** begin Listed entries **

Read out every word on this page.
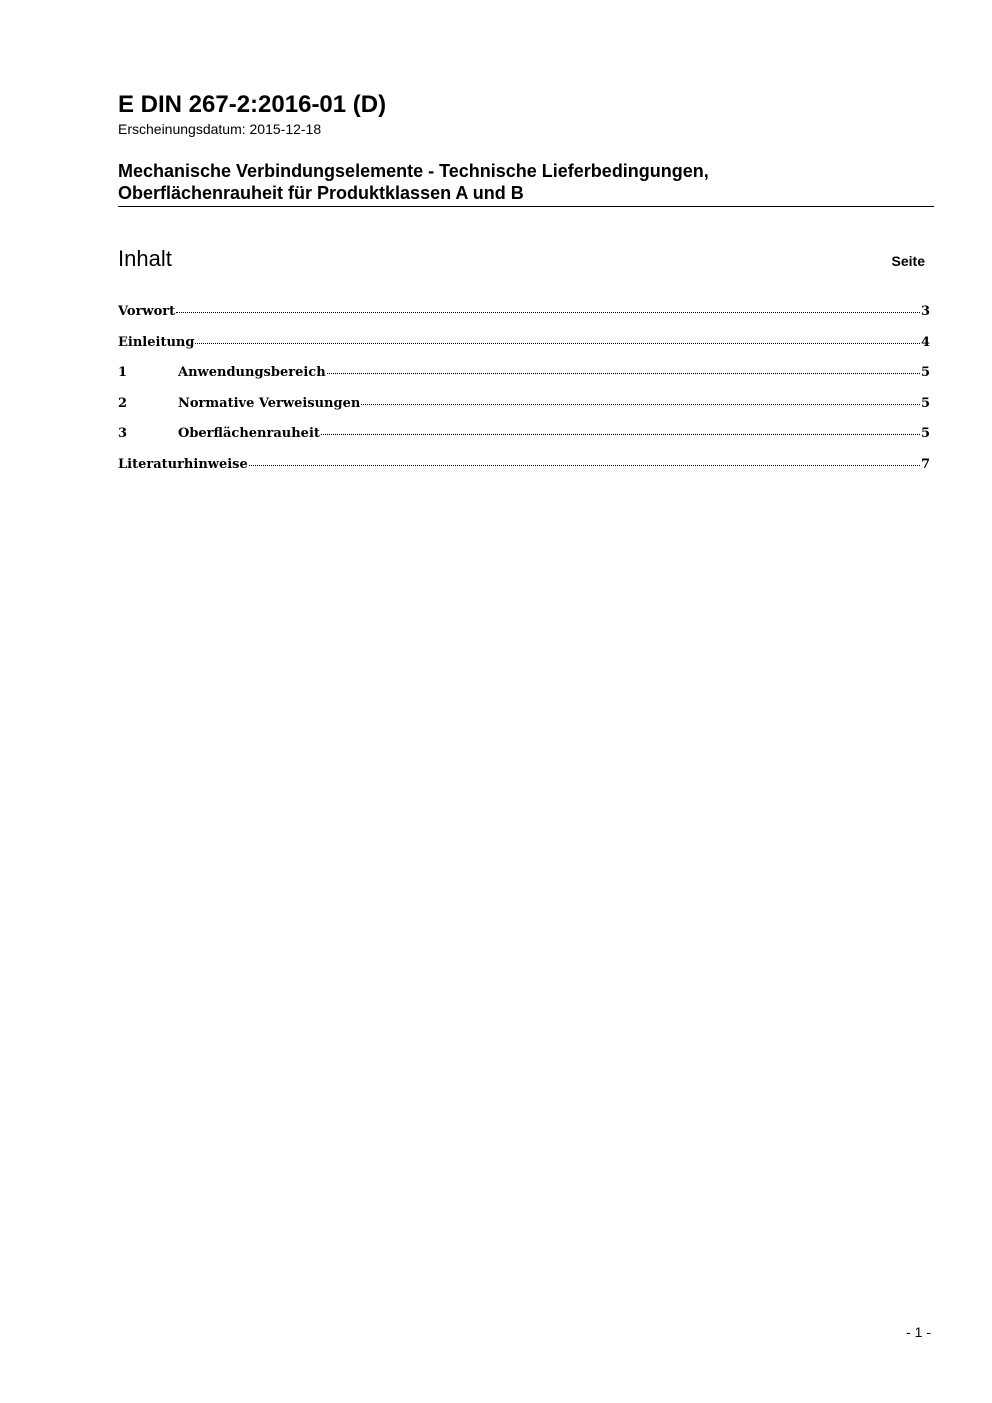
E DIN 267-2:2016-01 (D)
Erscheinungsdatum: 2015-12-18
Mechanische Verbindungselemente - Technische Lieferbedingungen,
Oberflächenrauheit für Produktklassen A und B
Inhalt	Seite
Vorwort	3
Einleitung	4
1	Anwendungsbereich	5
2	Normative Verweisungen	5
3	Oberflächenrauheit	5
Literaturhinweise	7
- 1 -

** end Listed entries **

**Work required**
Copy every entry exactly as written. Pictures are excluded.

**Result for this task**
Read out every word on this page.
E DIN 267-2:2016-01 (D)
Erscheinungsdatum: 2015-12-18
Mechanische Verbindungselemente - Technische Lieferbedingungen,
Oberflächenrauheit für Produktklassen A und B
Inhalt	Seite
Vorwort	3
Einleitung	4
1	Anwendungsbereich	5
2	Normative Verweisungen	5
3	Oberflächenrauheit	5
Literaturhinweise	7
- 1 -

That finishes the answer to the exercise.